> AVAILABLE RECORDS:
<<<<

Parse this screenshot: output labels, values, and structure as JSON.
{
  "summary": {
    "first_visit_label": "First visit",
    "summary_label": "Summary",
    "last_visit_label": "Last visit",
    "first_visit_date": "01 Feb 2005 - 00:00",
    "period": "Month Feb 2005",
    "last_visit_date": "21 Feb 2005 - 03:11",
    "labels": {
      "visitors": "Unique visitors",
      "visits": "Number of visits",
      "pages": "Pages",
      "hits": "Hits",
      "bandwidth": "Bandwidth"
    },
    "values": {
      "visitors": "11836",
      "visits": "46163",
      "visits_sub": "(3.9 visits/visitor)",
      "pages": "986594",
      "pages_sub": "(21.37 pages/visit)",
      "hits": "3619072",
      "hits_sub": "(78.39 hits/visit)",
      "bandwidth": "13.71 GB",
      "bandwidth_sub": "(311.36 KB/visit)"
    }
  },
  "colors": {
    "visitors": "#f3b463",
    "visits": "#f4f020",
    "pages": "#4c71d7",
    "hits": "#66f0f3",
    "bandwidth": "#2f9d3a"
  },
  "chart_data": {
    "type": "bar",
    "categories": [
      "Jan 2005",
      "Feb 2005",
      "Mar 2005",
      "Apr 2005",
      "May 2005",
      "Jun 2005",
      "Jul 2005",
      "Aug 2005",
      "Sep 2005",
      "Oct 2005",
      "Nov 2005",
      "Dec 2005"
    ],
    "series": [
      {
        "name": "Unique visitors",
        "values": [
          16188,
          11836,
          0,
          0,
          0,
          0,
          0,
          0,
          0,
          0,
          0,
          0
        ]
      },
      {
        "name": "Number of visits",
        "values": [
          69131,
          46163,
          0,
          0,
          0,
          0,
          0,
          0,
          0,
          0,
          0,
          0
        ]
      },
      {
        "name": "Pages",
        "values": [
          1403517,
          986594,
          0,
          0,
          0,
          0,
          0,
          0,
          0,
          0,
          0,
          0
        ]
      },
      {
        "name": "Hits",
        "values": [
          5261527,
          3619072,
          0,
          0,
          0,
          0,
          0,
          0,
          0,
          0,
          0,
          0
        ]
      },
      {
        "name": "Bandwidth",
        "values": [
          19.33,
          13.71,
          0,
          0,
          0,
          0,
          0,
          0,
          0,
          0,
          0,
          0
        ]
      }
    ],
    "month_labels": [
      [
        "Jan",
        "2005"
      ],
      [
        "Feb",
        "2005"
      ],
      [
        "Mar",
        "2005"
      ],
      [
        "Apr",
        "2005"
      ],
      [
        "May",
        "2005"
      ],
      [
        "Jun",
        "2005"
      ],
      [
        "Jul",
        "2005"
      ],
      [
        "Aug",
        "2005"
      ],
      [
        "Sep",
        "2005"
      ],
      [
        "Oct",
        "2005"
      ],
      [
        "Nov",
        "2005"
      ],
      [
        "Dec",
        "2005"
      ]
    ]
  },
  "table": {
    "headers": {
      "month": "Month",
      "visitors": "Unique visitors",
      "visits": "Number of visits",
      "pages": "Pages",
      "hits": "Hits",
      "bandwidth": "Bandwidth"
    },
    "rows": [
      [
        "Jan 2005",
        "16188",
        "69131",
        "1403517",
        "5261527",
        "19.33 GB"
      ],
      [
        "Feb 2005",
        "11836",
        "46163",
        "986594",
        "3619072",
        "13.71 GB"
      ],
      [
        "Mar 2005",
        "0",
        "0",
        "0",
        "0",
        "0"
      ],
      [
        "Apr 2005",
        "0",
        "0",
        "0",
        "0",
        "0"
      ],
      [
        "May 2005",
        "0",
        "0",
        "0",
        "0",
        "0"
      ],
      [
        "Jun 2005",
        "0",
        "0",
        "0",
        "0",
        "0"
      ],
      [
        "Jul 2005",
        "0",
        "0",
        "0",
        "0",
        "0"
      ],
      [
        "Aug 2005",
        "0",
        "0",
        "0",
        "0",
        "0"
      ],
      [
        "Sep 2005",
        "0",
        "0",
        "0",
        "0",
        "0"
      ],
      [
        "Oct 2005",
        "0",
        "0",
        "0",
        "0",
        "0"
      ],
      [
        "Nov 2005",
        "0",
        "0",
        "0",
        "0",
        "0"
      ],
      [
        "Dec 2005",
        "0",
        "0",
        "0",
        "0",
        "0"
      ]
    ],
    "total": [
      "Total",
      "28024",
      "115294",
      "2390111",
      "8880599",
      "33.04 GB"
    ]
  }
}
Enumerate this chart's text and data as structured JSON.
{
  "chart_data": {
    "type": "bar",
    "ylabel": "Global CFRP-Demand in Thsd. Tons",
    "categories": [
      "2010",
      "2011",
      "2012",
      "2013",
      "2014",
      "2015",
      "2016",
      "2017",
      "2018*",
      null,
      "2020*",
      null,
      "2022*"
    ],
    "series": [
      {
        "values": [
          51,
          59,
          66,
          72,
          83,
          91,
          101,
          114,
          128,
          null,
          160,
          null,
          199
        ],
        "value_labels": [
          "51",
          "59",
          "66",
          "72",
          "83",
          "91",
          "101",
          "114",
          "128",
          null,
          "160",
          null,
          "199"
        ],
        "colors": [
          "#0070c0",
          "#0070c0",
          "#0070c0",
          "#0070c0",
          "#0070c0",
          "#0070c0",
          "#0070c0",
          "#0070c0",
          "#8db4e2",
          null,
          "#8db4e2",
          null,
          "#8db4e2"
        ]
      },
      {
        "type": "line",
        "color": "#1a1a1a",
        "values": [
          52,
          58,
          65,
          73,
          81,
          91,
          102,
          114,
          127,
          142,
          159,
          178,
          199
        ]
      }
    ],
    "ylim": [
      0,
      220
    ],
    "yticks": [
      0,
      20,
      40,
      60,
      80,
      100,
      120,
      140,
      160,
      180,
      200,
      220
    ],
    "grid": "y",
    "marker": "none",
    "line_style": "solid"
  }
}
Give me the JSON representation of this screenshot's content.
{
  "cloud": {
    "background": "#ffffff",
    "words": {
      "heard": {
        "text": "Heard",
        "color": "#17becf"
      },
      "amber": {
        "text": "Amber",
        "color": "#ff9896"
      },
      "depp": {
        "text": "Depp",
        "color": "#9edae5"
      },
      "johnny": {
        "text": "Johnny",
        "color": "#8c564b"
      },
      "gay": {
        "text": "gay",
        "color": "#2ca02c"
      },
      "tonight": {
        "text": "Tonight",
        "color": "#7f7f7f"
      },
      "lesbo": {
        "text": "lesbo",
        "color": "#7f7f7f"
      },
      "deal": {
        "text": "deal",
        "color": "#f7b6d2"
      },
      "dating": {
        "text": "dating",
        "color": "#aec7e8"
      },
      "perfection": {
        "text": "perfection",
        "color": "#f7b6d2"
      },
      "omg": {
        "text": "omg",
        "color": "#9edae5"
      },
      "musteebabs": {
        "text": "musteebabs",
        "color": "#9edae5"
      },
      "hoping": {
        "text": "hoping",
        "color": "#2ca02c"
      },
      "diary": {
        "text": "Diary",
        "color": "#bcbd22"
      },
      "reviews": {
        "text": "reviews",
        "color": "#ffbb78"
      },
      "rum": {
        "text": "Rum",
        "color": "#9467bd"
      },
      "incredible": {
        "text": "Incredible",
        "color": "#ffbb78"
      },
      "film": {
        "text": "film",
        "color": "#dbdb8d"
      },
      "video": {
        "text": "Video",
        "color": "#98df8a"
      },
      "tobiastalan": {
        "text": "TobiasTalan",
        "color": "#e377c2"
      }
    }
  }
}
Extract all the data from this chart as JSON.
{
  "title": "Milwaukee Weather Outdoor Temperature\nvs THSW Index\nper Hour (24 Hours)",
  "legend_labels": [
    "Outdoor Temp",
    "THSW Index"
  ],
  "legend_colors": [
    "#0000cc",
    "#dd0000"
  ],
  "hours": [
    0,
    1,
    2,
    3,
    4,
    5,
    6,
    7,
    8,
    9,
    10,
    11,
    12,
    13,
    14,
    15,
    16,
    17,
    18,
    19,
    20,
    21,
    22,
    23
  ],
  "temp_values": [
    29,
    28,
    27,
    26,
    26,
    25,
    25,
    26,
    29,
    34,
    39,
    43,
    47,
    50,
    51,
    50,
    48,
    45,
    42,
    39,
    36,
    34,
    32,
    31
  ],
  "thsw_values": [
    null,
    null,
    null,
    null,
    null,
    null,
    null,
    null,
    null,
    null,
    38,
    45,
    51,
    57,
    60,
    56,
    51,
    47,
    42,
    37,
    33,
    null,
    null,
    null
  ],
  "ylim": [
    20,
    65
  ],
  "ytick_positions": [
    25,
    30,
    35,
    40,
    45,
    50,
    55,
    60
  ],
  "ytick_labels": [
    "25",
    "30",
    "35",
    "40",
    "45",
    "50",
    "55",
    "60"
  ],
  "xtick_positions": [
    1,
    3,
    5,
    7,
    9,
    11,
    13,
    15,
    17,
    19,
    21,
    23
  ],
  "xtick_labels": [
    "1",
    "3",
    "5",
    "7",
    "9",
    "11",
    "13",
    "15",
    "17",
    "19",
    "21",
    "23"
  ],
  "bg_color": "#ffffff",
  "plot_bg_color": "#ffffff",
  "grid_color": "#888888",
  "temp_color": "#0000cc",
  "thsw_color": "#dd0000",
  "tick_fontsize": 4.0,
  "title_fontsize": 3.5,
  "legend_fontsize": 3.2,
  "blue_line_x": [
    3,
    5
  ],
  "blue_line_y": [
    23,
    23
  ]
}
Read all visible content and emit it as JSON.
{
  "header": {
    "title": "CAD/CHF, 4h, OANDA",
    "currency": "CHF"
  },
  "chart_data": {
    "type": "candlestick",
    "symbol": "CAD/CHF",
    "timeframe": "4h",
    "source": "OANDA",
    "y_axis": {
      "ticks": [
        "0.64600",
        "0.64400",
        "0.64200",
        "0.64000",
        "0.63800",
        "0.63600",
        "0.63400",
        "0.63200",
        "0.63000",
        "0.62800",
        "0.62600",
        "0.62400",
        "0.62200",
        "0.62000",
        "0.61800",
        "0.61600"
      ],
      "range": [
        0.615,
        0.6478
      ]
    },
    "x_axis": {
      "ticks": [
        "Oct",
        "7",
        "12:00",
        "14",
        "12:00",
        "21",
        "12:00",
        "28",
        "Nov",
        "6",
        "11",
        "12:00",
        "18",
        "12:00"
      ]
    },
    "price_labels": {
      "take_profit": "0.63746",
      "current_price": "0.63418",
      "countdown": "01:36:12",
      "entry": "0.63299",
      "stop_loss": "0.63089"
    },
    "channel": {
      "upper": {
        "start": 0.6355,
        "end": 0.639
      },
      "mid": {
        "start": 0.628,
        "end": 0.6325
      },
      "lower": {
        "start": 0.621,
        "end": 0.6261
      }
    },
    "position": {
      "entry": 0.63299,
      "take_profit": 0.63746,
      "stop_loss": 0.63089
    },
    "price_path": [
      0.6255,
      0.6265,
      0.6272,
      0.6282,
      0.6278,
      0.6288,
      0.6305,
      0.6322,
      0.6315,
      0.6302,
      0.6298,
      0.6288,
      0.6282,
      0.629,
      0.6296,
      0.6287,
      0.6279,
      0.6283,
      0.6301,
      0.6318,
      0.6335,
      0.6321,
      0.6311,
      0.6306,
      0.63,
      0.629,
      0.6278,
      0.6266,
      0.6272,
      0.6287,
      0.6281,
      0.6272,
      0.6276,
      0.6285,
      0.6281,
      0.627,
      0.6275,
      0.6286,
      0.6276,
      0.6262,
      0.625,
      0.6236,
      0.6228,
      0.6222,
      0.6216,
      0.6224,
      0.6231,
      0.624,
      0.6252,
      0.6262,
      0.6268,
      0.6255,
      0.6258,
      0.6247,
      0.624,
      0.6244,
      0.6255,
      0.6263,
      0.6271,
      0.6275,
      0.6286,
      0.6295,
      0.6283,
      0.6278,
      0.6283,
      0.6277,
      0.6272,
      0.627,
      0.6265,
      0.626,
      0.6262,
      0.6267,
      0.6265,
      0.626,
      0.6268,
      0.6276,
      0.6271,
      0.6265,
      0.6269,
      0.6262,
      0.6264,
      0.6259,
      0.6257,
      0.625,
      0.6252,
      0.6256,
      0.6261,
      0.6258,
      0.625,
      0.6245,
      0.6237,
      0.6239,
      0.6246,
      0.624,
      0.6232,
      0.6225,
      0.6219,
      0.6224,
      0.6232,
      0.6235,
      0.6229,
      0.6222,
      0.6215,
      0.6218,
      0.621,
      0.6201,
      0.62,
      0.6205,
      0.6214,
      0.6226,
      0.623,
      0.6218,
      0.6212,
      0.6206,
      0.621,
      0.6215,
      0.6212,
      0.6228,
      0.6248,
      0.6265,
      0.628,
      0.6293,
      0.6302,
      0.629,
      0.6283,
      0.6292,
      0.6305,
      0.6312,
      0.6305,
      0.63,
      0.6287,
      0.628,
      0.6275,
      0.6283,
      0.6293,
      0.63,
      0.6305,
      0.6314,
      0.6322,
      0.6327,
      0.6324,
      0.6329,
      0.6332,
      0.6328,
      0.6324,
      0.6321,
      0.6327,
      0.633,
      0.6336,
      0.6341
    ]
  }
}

>>>>

Look through the records and gather each line with the word "JSON".

> FINISHED TASK:
Parse this screenshot: output labels, values, and structure as JSON.
Enumerate this chart's text and data as structured JSON.
Give me the JSON representation of this screenshot's content.
Extract all the data from this chart as JSON.
Read all visible content and emit it as JSON.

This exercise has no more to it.